Goal 1:
Please condense the paragraph of the strings discussion that begins "Strings are a variable-length encoding" into a short bulleted list that keeps its main facts.

--*--

I think you are in a position that is defensible, but not generous and 
therefore undesirable. The military equivalent would be defending a 
fortified landfill drained by a sewer. You don't _want_ to be there. 
Taking your argument to its ultimate conclusion is that we give up on 
genericity for strings and go home.

Strings are a variable-length encoding on top of an array. That is a 
relatively easy abstraction to model. Currently we don't have a 
dedicated model for that - we offer the encoded data as a bidirectional 
range and also the underlying array. Algorithms that work with 
bidirectional ranges work out of the box. Those that can use the 
representation gainfully can opportunistically specialize on isSomeString!R.

You contend that that doesn't "work", and I think you're wrong. But to 
the extent you have a case, an abstraction could be defined for 
variable-length encodings, and algorithms could be defined to work with 
that abstraction. I thought several times about that, but couldn't 
gather enough motivation for the simple reason that the current approach 
_works_.

>>> I'm not against making strings more opaque to encourage people to use
>>> the Unicode algorithms from the standard library instead of rolling
>>> their own.
>>
>> I'd say we're discussing making the two kinds of manipulation (encoded
>> sequence of logical character vs. array of code units) more
>> distinguished from each other. That's a Good Thing(tm).
>
> It's a good abstraction to show the theory of Unicode. But it's not the
> way to go if you want efficiency. For efficiency you need for each
> element in the string to use the lowest abstraction required to handle
> this element, so your algorithm needs to know about the various
> abstraction layers.

Correct.

> This is the kind of "range" I'd use to create algorithms dealing with
> Unicode properly:
>
> struct UnicodeRange(U)
> {
> U frontUnit() @property;
> dchar frontPoint() @property;
> immutable(U)[] frontGlyph() @property;
>
> void popFrontUnit();
> void popFrontPoint();
> void popFrontGlyph();
>
> ...

--*--

Goal 2:
Express the records from the line containing "ris-element xyxy=(272,63,284,75)" through the line containing "ris-element xyxy=(258,156,271,168)", inclusive, as a numbered list with blank lines omitted.

--*--

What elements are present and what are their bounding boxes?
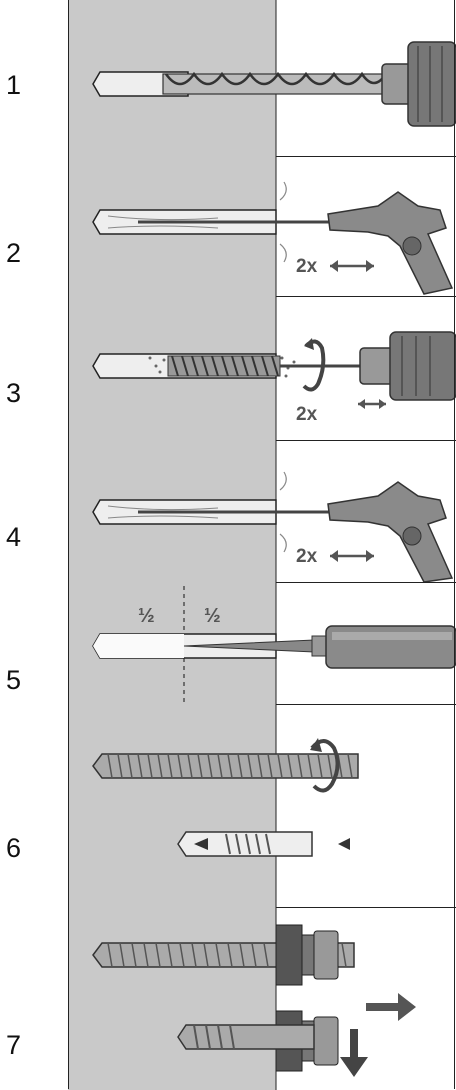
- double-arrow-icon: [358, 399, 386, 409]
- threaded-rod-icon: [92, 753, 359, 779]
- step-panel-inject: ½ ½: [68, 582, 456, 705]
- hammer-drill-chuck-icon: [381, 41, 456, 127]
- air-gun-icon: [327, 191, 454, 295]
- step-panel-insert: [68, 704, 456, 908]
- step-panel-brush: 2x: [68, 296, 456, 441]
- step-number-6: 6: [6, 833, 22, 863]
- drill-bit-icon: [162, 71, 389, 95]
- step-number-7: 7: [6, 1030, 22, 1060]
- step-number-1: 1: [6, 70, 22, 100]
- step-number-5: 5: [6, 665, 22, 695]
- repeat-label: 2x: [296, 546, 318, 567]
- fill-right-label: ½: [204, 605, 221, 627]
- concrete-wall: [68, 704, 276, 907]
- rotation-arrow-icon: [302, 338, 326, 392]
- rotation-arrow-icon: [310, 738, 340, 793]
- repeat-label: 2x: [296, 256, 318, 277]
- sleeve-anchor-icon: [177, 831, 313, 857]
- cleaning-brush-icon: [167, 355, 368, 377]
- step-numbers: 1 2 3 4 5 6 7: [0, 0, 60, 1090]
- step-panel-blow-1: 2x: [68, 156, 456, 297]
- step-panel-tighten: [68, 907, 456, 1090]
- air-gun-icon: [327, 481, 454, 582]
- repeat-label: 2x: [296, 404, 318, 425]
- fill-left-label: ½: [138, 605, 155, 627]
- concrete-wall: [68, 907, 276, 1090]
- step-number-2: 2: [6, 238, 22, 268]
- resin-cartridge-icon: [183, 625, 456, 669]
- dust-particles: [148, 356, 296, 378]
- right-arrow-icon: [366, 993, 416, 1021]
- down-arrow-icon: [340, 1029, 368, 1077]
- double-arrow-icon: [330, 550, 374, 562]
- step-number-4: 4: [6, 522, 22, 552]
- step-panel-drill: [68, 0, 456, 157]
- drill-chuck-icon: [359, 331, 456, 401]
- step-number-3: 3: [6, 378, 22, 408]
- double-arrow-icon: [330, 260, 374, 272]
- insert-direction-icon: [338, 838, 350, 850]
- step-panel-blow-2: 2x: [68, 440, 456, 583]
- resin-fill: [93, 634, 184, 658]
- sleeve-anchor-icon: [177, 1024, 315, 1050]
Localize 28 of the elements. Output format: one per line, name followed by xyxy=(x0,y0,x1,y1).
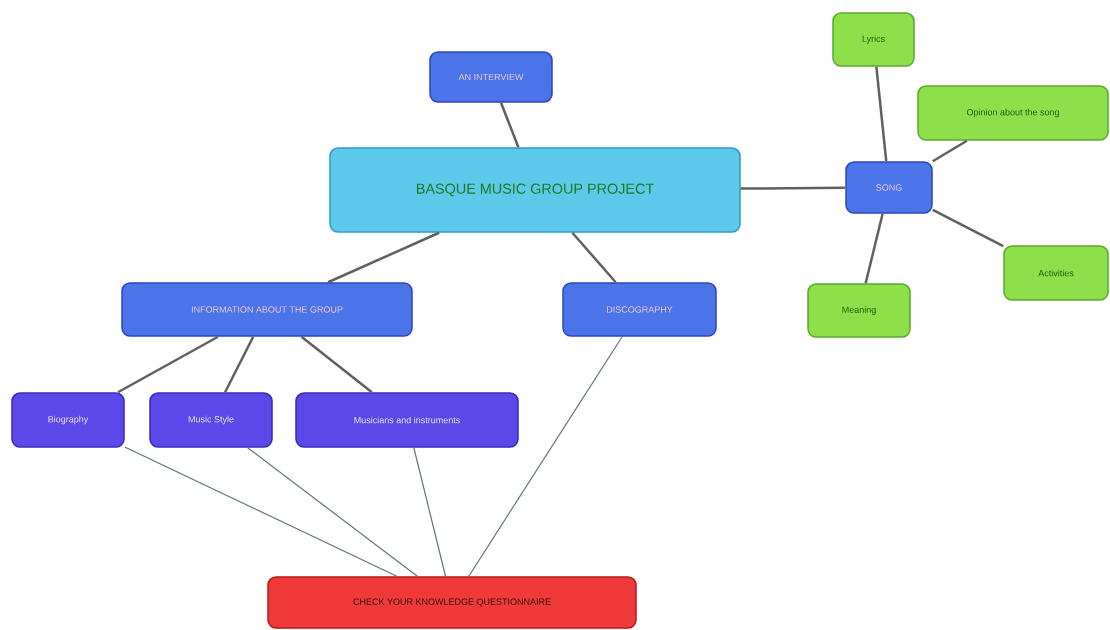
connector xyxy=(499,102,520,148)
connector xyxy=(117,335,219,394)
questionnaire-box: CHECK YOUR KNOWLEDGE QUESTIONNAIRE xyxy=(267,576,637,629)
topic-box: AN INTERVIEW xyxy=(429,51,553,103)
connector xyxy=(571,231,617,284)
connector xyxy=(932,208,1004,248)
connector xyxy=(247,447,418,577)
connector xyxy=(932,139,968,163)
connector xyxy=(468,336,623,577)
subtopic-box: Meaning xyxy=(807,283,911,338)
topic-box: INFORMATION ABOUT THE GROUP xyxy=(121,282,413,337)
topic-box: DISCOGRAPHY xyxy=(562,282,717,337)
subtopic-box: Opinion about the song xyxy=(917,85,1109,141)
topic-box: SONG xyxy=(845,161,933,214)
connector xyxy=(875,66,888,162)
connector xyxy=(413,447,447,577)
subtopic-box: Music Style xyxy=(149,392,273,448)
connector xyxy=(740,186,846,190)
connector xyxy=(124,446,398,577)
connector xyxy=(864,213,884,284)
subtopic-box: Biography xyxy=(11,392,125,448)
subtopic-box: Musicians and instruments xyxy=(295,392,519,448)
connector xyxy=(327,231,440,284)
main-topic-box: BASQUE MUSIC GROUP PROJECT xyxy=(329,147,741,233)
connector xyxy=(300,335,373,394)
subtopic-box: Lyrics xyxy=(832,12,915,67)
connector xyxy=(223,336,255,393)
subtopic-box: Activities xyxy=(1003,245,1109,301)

--*--

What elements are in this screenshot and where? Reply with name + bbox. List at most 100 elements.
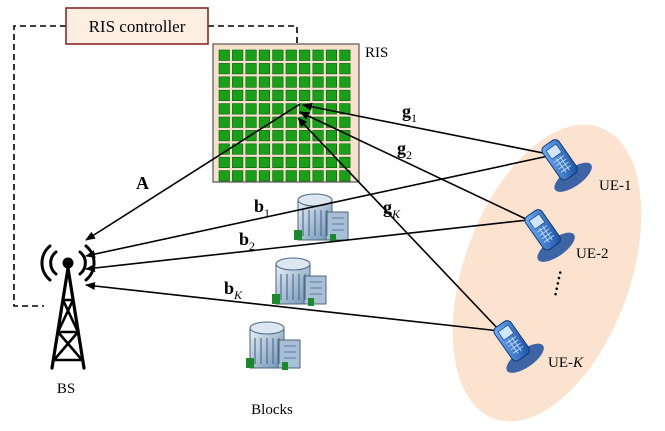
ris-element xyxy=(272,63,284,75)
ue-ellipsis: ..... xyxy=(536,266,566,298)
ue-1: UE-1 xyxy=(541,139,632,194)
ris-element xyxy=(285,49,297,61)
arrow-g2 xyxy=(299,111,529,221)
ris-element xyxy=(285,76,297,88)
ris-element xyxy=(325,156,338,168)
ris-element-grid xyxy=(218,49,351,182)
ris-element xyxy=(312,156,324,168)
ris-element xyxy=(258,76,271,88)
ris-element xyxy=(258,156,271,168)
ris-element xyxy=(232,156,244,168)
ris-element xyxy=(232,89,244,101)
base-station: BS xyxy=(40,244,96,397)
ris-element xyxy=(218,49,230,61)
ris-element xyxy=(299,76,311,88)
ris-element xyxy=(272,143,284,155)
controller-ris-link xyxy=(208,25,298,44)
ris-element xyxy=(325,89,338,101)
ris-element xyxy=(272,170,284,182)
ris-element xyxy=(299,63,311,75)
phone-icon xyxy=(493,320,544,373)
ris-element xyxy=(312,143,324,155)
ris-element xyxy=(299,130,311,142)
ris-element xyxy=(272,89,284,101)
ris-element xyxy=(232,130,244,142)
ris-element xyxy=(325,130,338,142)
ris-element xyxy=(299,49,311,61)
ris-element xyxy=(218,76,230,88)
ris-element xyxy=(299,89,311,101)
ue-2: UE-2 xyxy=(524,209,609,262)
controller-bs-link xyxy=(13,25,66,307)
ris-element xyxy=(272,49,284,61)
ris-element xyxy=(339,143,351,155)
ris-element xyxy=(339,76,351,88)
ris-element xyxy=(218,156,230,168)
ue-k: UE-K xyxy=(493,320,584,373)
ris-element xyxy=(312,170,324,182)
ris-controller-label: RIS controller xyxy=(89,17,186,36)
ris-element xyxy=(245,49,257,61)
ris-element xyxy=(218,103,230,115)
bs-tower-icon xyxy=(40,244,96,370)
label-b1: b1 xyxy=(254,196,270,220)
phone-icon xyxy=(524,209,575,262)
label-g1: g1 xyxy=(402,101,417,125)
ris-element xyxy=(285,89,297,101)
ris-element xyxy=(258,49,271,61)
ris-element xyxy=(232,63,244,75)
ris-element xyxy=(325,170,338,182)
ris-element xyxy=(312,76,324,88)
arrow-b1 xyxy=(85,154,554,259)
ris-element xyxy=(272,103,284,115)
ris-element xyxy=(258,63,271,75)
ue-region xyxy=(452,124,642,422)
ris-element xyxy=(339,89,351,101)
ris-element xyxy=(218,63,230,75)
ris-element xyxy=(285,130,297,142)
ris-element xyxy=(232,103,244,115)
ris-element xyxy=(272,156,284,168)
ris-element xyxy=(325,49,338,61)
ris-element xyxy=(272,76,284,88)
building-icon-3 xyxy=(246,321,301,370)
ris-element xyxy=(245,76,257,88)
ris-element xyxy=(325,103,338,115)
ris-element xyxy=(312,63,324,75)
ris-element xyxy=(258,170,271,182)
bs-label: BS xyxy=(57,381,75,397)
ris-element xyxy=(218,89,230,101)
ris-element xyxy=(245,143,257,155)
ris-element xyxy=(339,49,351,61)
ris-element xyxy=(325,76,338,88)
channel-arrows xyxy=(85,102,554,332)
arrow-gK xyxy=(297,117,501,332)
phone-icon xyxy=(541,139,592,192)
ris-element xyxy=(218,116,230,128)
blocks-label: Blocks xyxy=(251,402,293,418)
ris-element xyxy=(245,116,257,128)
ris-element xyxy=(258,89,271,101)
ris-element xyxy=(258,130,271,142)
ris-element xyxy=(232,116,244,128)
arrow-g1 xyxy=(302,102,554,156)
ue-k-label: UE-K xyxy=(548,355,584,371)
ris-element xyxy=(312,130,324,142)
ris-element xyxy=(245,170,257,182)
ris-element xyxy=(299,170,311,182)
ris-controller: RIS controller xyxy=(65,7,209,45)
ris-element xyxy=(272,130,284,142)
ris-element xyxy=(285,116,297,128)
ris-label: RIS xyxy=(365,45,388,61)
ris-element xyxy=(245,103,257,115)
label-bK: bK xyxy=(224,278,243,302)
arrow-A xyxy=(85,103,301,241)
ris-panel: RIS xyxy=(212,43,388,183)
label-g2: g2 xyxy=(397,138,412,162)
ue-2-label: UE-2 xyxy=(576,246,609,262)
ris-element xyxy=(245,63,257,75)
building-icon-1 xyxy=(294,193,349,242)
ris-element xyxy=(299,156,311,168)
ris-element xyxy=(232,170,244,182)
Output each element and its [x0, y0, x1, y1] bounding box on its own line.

--*--

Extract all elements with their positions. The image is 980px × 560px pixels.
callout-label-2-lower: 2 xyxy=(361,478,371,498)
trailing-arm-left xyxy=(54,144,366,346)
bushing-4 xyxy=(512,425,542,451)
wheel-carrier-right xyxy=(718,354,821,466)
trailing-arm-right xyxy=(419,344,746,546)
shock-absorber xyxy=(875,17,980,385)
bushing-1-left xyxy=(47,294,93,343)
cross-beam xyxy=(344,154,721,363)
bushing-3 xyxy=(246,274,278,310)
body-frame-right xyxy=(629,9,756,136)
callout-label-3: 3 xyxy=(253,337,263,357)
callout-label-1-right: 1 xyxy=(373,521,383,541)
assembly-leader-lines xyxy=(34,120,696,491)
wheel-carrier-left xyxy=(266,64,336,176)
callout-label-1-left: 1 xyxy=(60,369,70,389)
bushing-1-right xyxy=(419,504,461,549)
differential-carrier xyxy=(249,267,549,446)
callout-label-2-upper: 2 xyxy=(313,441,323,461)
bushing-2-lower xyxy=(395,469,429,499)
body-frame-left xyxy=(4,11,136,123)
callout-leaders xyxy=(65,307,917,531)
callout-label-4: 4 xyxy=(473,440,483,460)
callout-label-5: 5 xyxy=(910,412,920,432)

--*--

Correct result 1:
- Strings are a variable-length encoding on top of an array, which is a relatively easy abstraction to model.
- There is currently no dedicated model for it. The encoded data is offered as a bidirectional range, and the underlying array is offered as well.
- Algorithms that work with bidirectional ranges work out of the box.
- Algorithms that can use the representation gainfully can opportunistically specialize on isSomeString!R.

Correct result 2:
1. ris-element xyxy=(272,63,284,75)
2. ue-ellipsis: ..... xyxy=(536,266,566,298)
3. ue-1: UE-1 xyxy=(541,139,632,194)
4. ris-element xyxy=(285,49,297,61)
5. arrow-g2 xyxy=(299,111,529,221)
6. ris-element xyxy=(285,76,297,88)
7. ris-element xyxy=(325,156,338,168)
8. ris-element-grid xyxy=(218,49,351,182)
9. ris-element xyxy=(312,156,324,168)
10. ris-element xyxy=(258,76,271,88)
11. ris-element xyxy=(258,156,271,168)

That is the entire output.